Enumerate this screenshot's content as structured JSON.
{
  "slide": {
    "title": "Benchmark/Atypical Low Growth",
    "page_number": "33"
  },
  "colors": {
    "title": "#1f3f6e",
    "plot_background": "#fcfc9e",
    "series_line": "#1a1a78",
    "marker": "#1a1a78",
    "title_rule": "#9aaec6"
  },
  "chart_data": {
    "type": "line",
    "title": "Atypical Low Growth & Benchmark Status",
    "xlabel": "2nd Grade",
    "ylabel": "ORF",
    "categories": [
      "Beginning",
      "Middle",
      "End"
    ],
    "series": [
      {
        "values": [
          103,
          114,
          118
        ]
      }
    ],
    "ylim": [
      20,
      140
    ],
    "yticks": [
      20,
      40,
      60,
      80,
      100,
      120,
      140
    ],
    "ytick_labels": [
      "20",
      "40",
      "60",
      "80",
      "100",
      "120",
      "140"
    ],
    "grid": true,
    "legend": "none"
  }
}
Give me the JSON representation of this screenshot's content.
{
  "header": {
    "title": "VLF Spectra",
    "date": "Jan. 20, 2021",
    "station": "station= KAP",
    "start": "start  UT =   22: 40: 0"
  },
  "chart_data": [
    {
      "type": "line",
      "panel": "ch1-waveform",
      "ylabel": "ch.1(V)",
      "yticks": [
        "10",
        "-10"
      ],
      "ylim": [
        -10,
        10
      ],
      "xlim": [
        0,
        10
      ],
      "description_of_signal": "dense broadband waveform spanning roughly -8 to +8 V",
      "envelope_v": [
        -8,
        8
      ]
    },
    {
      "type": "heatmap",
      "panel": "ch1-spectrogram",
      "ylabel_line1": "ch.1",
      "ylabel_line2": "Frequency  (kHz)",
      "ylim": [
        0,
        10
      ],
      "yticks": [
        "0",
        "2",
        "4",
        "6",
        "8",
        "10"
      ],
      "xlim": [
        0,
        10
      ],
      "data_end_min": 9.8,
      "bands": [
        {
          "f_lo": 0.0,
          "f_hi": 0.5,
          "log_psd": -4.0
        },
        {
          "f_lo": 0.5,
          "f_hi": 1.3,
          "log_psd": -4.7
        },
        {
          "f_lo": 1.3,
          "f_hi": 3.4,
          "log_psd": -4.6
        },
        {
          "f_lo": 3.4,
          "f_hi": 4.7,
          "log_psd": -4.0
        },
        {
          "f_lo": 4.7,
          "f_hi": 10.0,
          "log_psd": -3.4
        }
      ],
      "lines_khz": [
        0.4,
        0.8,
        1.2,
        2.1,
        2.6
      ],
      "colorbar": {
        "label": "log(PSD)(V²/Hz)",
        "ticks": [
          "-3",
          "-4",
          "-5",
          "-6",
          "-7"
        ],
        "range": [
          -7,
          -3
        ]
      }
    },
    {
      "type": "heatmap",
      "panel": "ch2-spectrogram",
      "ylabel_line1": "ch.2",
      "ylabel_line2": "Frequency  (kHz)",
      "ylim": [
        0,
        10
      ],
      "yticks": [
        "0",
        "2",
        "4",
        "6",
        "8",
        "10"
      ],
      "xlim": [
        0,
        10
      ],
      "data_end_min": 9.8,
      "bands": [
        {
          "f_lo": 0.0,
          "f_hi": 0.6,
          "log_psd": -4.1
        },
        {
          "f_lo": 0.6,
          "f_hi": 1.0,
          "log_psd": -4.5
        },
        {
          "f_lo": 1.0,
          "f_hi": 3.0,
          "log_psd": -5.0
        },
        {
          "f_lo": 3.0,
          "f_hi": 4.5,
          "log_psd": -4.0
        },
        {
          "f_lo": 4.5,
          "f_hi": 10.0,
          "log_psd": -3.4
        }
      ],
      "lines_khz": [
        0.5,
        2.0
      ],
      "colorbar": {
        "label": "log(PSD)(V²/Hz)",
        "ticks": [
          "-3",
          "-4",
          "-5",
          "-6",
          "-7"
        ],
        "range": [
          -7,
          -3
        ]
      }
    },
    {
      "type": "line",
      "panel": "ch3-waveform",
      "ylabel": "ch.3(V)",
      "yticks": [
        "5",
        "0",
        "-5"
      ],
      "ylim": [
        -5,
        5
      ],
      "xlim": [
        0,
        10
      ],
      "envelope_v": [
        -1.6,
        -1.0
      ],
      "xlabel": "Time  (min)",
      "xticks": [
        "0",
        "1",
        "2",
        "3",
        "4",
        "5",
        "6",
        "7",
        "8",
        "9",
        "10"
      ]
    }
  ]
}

### SHORT PROBLEM
Could you quote the material above in full, exactly as it stands?

### TASK RESPONSE
Enumerate this screenshot's content as structured JSON.
{
  "slide": {
    "title": "Benchmark/Atypical Low Growth",
    "page_number": "33"
  },
  "colors": {
    "title": "#1f3f6e",
    "plot_background": "#fcfc9e",
    "series_line": "#1a1a78",
    "marker": "#1a1a78",
    "title_rule": "#9aaec6"
  },
  "chart_data": {
    "type": "line",
    "title": "Atypical Low Growth & Benchmark Status",
    "xlabel": "2nd Grade",
    "ylabel": "ORF",
    "categories": [
      "Beginning",
      "Middle",
      "End"
    ],
    "series": [
      {
        "values": [
          103,
          114,
          118
        ]
      }
    ],
    "ylim": [
      20,
      140
    ],
    "yticks": [
      20,
      40,
      60,
      80,
      100,
      120,
      140
    ],
    "ytick_labels": [
      "20",
      "40",
      "60",
      "80",
      "100",
      "120",
      "140"
    ],
    "grid": true,
    "legend": "none"
  }
}
Give me the JSON representation of this screenshot's content.
{
  "header": {
    "title": "VLF Spectra",
    "date": "Jan. 20, 2021",
    "station": "station= KAP",
    "start": "start  UT =   22: 40: 0"
  },
  "chart_data": [
    {
      "type": "line",
      "panel": "ch1-waveform",
      "ylabel": "ch.1(V)",
      "yticks": [
        "10",
        "-10"
      ],
      "ylim": [
        -10,
        10
      ],
      "xlim": [
        0,
        10
      ],
      "description_of_signal": "dense broadband waveform spanning roughly -8 to +8 V",
      "envelope_v": [
        -8,
        8
      ]
    },
    {
      "type": "heatmap",
      "panel": "ch1-spectrogram",
      "ylabel_line1": "ch.1",
      "ylabel_line2": "Frequency  (kHz)",
      "ylim": [
        0,
        10
      ],
      "yticks": [
        "0",
        "2",
        "4",
        "6",
        "8",
        "10"
      ],
      "xlim": [
        0,
        10
      ],
      "data_end_min": 9.8,
      "bands": [
        {
          "f_lo": 0.0,
          "f_hi": 0.5,
          "log_psd": -4.0
        },
        {
          "f_lo": 0.5,
          "f_hi": 1.3,
          "log_psd": -4.7
        },
        {
          "f_lo": 1.3,
          "f_hi": 3.4,
          "log_psd": -4.6
        },
        {
          "f_lo": 3.4,
          "f_hi": 4.7,
          "log_psd": -4.0
        },
        {
          "f_lo": 4.7,
          "f_hi": 10.0,
          "log_psd": -3.4
        }
      ],
      "lines_khz": [
        0.4,
        0.8,
        1.2,
        2.1,
        2.6
      ],
      "colorbar": {
        "label": "log(PSD)(V²/Hz)",
        "ticks": [
          "-3",
          "-4",
          "-5",
          "-6",
          "-7"
        ],
        "range": [
          -7,
          -3
        ]
      }
    },
    {
      "type": "heatmap",
      "panel": "ch2-spectrogram",
      "ylabel_line1": "ch.2",
      "ylabel_line2": "Frequency  (kHz)",
      "ylim": [
        0,
        10
      ],
      "yticks": [
        "0",
        "2",
        "4",
        "6",
        "8",
        "10"
      ],
      "xlim": [
        0,
        10
      ],
      "data_end_min": 9.8,
      "bands": [
        {
          "f_lo": 0.0,
          "f_hi": 0.6,
          "log_psd": -4.1
        },
        {
          "f_lo": 0.6,
          "f_hi": 1.0,
          "log_psd": -4.5
        },
        {
          "f_lo": 1.0,
          "f_hi": 3.0,
          "log_psd": -5.0
        },
        {
          "f_lo": 3.0,
          "f_hi": 4.5,
          "log_psd": -4.0
        },
        {
          "f_lo": 4.5,
          "f_hi": 10.0,
          "log_psd": -3.4
        }
      ],
      "lines_khz": [
        0.5,
        2.0
      ],
      "colorbar": {
        "label": "log(PSD)(V²/Hz)",
        "ticks": [
          "-3",
          "-4",
          "-5",
          "-6",
          "-7"
        ],
        "range": [
          -7,
          -3
        ]
      }
    },
    {
      "type": "line",
      "panel": "ch3-waveform",
      "ylabel": "ch.3(V)",
      "yticks": [
        "5",
        "0",
        "-5"
      ],
      "ylim": [
        -5,
        5
      ],
      "xlim": [
        0,
        10
      ],
      "envelope_v": [
        -1.6,
        -1.0
      ],
      "xlabel": "Time  (min)",
      "xticks": [
        "0",
        "1",
        "2",
        "3",
        "4",
        "5",
        "6",
        "7",
        "8",
        "9",
        "10"
      ]
    }
  ]
}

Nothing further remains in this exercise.